→ **Work to do**
The entries below should be given again exactly, minus their pictures.
[Start of Data shown]
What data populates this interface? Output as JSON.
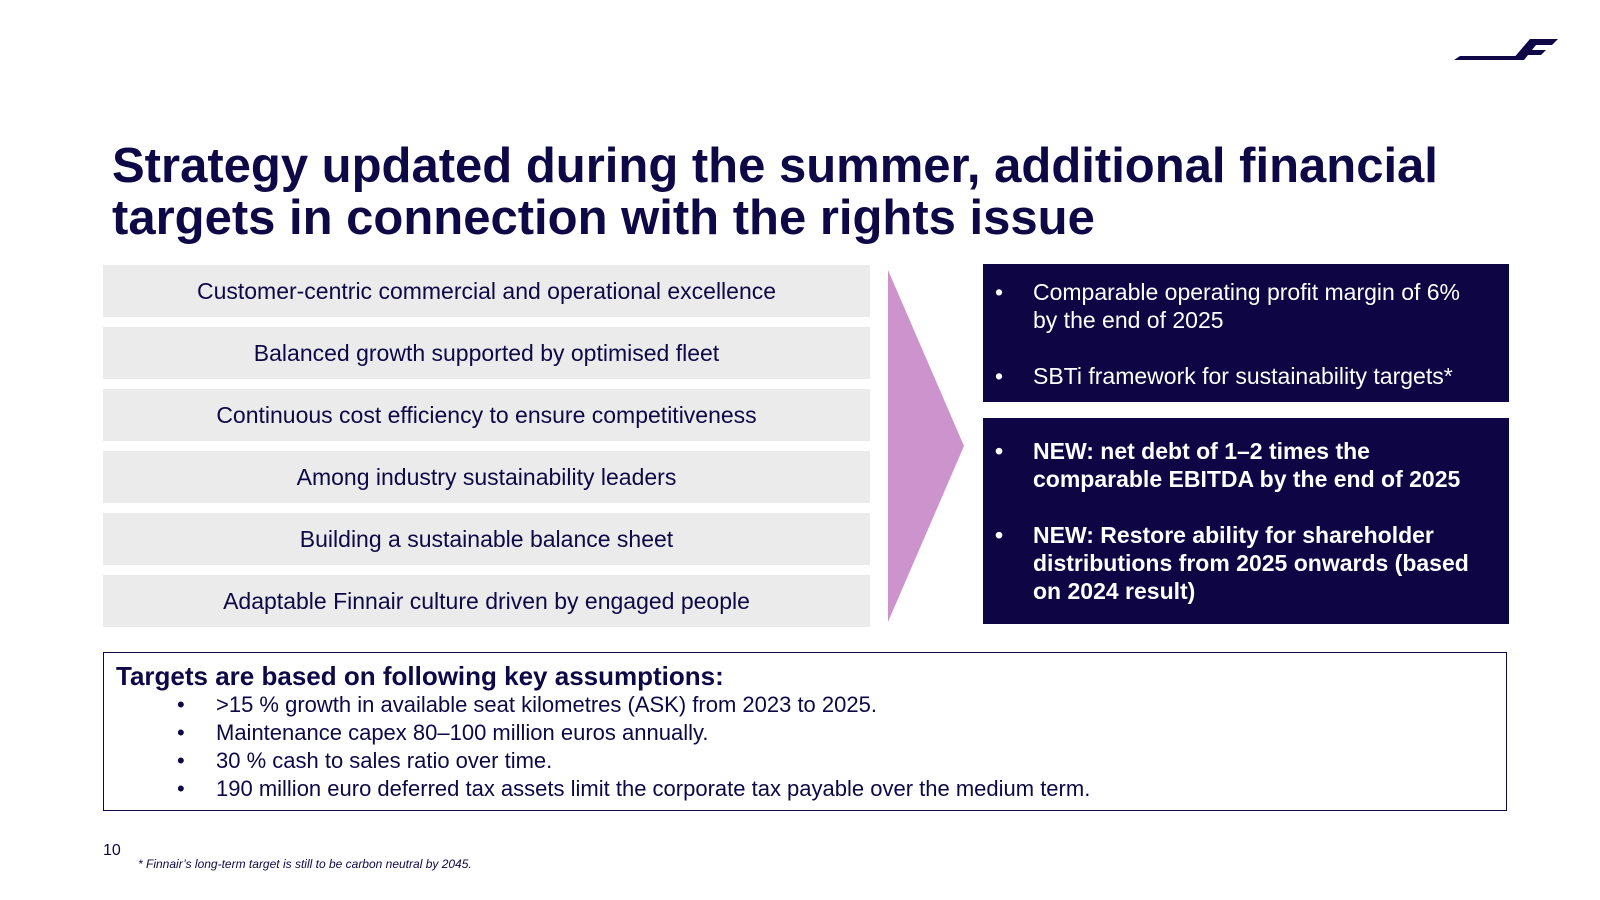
{
  "logo": {
    "icon": "finnair-logo-icon",
    "color": "#0e0846"
  },
  "title": "Strategy updated during the summer, additional financial targets in connection with the rights issue",
  "pillars": [
    "Customer-centric commercial and operational excellence",
    "Balanced growth supported by optimised fleet",
    "Continuous cost efficiency to ensure competitiveness",
    "Among industry sustainability leaders",
    "Building a sustainable balance sheet",
    "Adaptable Finnair culture driven by engaged people"
  ],
  "arrow_color": "#cc93cc",
  "targets_existing": [
    "Comparable operating profit margin of 6% by the end of 2025",
    "SBTi framework for sustainability targets*"
  ],
  "targets_new": [
    "NEW: net debt of 1–2 times the comparable EBITDA by the end of 2025",
    "NEW: Restore ability for shareholder distributions from 2025 onwards (based on 2024 result)"
  ],
  "assumptions": {
    "heading": "Targets are based on following key assumptions:",
    "items": [
      ">15 % growth in available seat kilometres (ASK) from 2023 to 2025.",
      "Maintenance capex 80–100 million euros annually.",
      "30 % cash to sales ratio over time.",
      "190 million euro deferred tax assets limit the corporate tax payable over the medium term."
    ]
  },
  "bullet": "•",
  "page_number": "10",
  "footnote": "* Finnair’s long-term target is still to be carbon neutral by 2045.",
  "colors": {
    "navy": "#0e0545",
    "pillar_bg": "#ebebeb",
    "text": "#0e0846"
  }
}
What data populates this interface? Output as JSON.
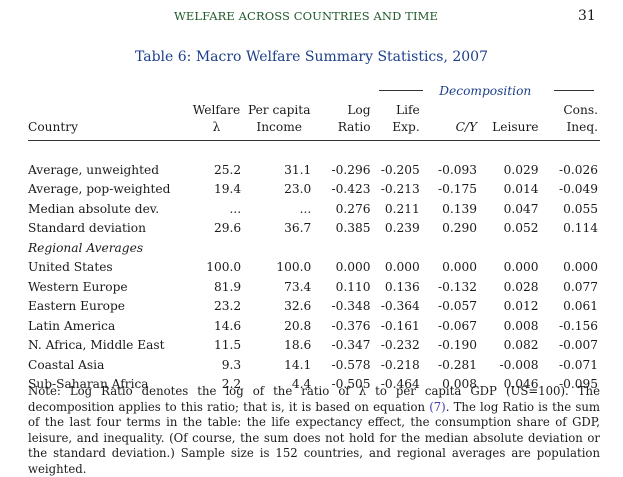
{
  "running_head": {
    "title": "WELFARE ACROSS COUNTRIES AND TIME",
    "page_number": "31"
  },
  "table_title": "Table 6: Macro Welfare Summary Statistics, 2007",
  "header": {
    "decomposition": "Decomposition",
    "country": "Country",
    "welfare_top": "Welfare",
    "welfare_bottom": "λ",
    "income_top": "Per capita",
    "income_bottom": "Income",
    "log_top": "Log",
    "log_bottom": "Ratio",
    "life_top": "Life",
    "life_bottom": "Exp.",
    "cy": "C/Y",
    "leisure": "Leisure",
    "ineq_top": "Cons.",
    "ineq_bottom": "Ineq."
  },
  "summary_rows": [
    {
      "country": "Average, unweighted",
      "welfare": "25.2",
      "income": "31.1",
      "log_ratio": "-0.296",
      "life_exp": "-0.205",
      "cy": "-0.093",
      "leisure": "0.029",
      "ineq": "-0.026"
    },
    {
      "country": "Average, pop-weighted",
      "welfare": "19.4",
      "income": "23.0",
      "log_ratio": "-0.423",
      "life_exp": "-0.213",
      "cy": "-0.175",
      "leisure": "0.014",
      "ineq": "-0.049"
    },
    {
      "country": "Median absolute dev.",
      "welfare": "...",
      "income": "...",
      "log_ratio": "0.276",
      "life_exp": "0.211",
      "cy": "0.139",
      "leisure": "0.047",
      "ineq": "0.055"
    },
    {
      "country": "Standard deviation",
      "welfare": "29.6",
      "income": "36.7",
      "log_ratio": "0.385",
      "life_exp": "0.239",
      "cy": "0.290",
      "leisure": "0.052",
      "ineq": "0.114"
    }
  ],
  "regional_label": "Regional Averages",
  "regional_rows": [
    {
      "country": "United States",
      "welfare": "100.0",
      "income": "100.0",
      "log_ratio": "0.000",
      "life_exp": "0.000",
      "cy": "0.000",
      "leisure": "0.000",
      "ineq": "0.000"
    },
    {
      "country": "Western Europe",
      "welfare": "81.9",
      "income": "73.4",
      "log_ratio": "0.110",
      "life_exp": "0.136",
      "cy": "-0.132",
      "leisure": "0.028",
      "ineq": "0.077"
    },
    {
      "country": "Eastern Europe",
      "welfare": "23.2",
      "income": "32.6",
      "log_ratio": "-0.348",
      "life_exp": "-0.364",
      "cy": "-0.057",
      "leisure": "0.012",
      "ineq": "0.061"
    },
    {
      "country": "Latin America",
      "welfare": "14.6",
      "income": "20.8",
      "log_ratio": "-0.376",
      "life_exp": "-0.161",
      "cy": "-0.067",
      "leisure": "0.008",
      "ineq": "-0.156"
    },
    {
      "country": "N. Africa, Middle East",
      "welfare": "11.5",
      "income": "18.6",
      "log_ratio": "-0.347",
      "life_exp": "-0.232",
      "cy": "-0.190",
      "leisure": "0.082",
      "ineq": "-0.007"
    },
    {
      "country": "Coastal Asia",
      "welfare": "9.3",
      "income": "14.1",
      "log_ratio": "-0.578",
      "life_exp": "-0.218",
      "cy": "-0.281",
      "leisure": "-0.008",
      "ineq": "-0.071"
    },
    {
      "country": "Sub-Saharan Africa",
      "welfare": "2.2",
      "income": "4.4",
      "log_ratio": "-0.505",
      "life_exp": "-0.464",
      "cy": "0.008",
      "leisure": "0.046",
      "ineq": "-0.095"
    }
  ],
  "notes": {
    "part1": "Note: Log Ratio denotes the log of the ratio of λ to per capita GDP (US=100). The decomposition applies to this ratio; that is, it is based on equation ",
    "eq_ref": "(7)",
    "part2": ". The log Ratio is the sum of the last four terms in the table: the life expectancy effect, the consumption share of GDP, leisure, and inequality. (Of course, the sum does not hold for the median absolute deviation or the standard deviation.) Sample size is 152 countries, and regional averages are population weighted."
  },
  "colors": {
    "running_head": "#1e5a2a",
    "title_blue": "#1c3f8a",
    "eq_ref": "#3d3fb0"
  }
}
[End of Data shown]
→ **Problem solution**
What data populates this interface? Output as JSON.
{
  "logo": {
    "icon": "finnair-logo-icon",
    "color": "#0e0846"
  },
  "title": "Strategy updated during the summer, additional financial targets in connection with the rights issue",
  "pillars": [
    "Customer-centric commercial and operational excellence",
    "Balanced growth supported by optimised fleet",
    "Continuous cost efficiency to ensure competitiveness",
    "Among industry sustainability leaders",
    "Building a sustainable balance sheet",
    "Adaptable Finnair culture driven by engaged people"
  ],
  "arrow_color": "#cc93cc",
  "targets_existing": [
    "Comparable operating profit margin of 6% by the end of 2025",
    "SBTi framework for sustainability targets*"
  ],
  "targets_new": [
    "NEW: net debt of 1–2 times the comparable EBITDA by the end of 2025",
    "NEW: Restore ability for shareholder distributions from 2025 onwards (based on 2024 result)"
  ],
  "assumptions": {
    "heading": "Targets are based on following key assumptions:",
    "items": [
      ">15 % growth in available seat kilometres (ASK) from 2023 to 2025.",
      "Maintenance capex 80–100 million euros annually.",
      "30 % cash to sales ratio over time.",
      "190 million euro deferred tax assets limit the corporate tax payable over the medium term."
    ]
  },
  "bullet": "•",
  "page_number": "10",
  "footnote": "* Finnair’s long-term target is still to be carbon neutral by 2045.",
  "colors": {
    "navy": "#0e0545",
    "pillar_bg": "#ebebeb",
    "text": "#0e0846"
  }
}
What data populates this interface? Output as JSON.
{
  "running_head": {
    "title": "WELFARE ACROSS COUNTRIES AND TIME",
    "page_number": "31"
  },
  "table_title": "Table 6: Macro Welfare Summary Statistics, 2007",
  "header": {
    "decomposition": "Decomposition",
    "country": "Country",
    "welfare_top": "Welfare",
    "welfare_bottom": "λ",
    "income_top": "Per capita",
    "income_bottom": "Income",
    "log_top": "Log",
    "log_bottom": "Ratio",
    "life_top": "Life",
    "life_bottom": "Exp.",
    "cy": "C/Y",
    "leisure": "Leisure",
    "ineq_top": "Cons.",
    "ineq_bottom": "Ineq."
  },
  "summary_rows": [
    {
      "country": "Average, unweighted",
      "welfare": "25.2",
      "income": "31.1",
      "log_ratio": "-0.296",
      "life_exp": "-0.205",
      "cy": "-0.093",
      "leisure": "0.029",
      "ineq": "-0.026"
    },
    {
      "country": "Average, pop-weighted",
      "welfare": "19.4",
      "income": "23.0",
      "log_ratio": "-0.423",
      "life_exp": "-0.213",
      "cy": "-0.175",
      "leisure": "0.014",
      "ineq": "-0.049"
    },
    {
      "country": "Median absolute dev.",
      "welfare": "...",
      "income": "...",
      "log_ratio": "0.276",
      "life_exp": "0.211",
      "cy": "0.139",
      "leisure": "0.047",
      "ineq": "0.055"
    },
    {
      "country": "Standard deviation",
      "welfare": "29.6",
      "income": "36.7",
      "log_ratio": "0.385",
      "life_exp": "0.239",
      "cy": "0.290",
      "leisure": "0.052",
      "ineq": "0.114"
    }
  ],
  "regional_label": "Regional Averages",
  "regional_rows": [
    {
      "country": "United States",
      "welfare": "100.0",
      "income": "100.0",
      "log_ratio": "0.000",
      "life_exp": "0.000",
      "cy": "0.000",
      "leisure": "0.000",
      "ineq": "0.000"
    },
    {
      "country": "Western Europe",
      "welfare": "81.9",
      "income": "73.4",
      "log_ratio": "0.110",
      "life_exp": "0.136",
      "cy": "-0.132",
      "leisure": "0.028",
      "ineq": "0.077"
    },
    {
      "country": "Eastern Europe",
      "welfare": "23.2",
      "income": "32.6",
      "log_ratio": "-0.348",
      "life_exp": "-0.364",
      "cy": "-0.057",
      "leisure": "0.012",
      "ineq": "0.061"
    },
    {
      "country": "Latin America",
      "welfare": "14.6",
      "income": "20.8",
      "log_ratio": "-0.376",
      "life_exp": "-0.161",
      "cy": "-0.067",
      "leisure": "0.008",
      "ineq": "-0.156"
    },
    {
      "country": "N. Africa, Middle East",
      "welfare": "11.5",
      "income": "18.6",
      "log_ratio": "-0.347",
      "life_exp": "-0.232",
      "cy": "-0.190",
      "leisure": "0.082",
      "ineq": "-0.007"
    },
    {
      "country": "Coastal Asia",
      "welfare": "9.3",
      "income": "14.1",
      "log_ratio": "-0.578",
      "life_exp": "-0.218",
      "cy": "-0.281",
      "leisure": "-0.008",
      "ineq": "-0.071"
    },
    {
      "country": "Sub-Saharan Africa",
      "welfare": "2.2",
      "income": "4.4",
      "log_ratio": "-0.505",
      "life_exp": "-0.464",
      "cy": "0.008",
      "leisure": "0.046",
      "ineq": "-0.095"
    }
  ],
  "notes": {
    "part1": "Note: Log Ratio denotes the log of the ratio of λ to per capita GDP (US=100). The decomposition applies to this ratio; that is, it is based on equation ",
    "eq_ref": "(7)",
    "part2": ". The log Ratio is the sum of the last four terms in the table: the life expectancy effect, the consumption share of GDP, leisure, and inequality. (Of course, the sum does not hold for the median absolute deviation or the standard deviation.) Sample size is 152 countries, and regional averages are population weighted."
  },
  "colors": {
    "running_head": "#1e5a2a",
    "title_blue": "#1c3f8a",
    "eq_ref": "#3d3fb0"
  }
}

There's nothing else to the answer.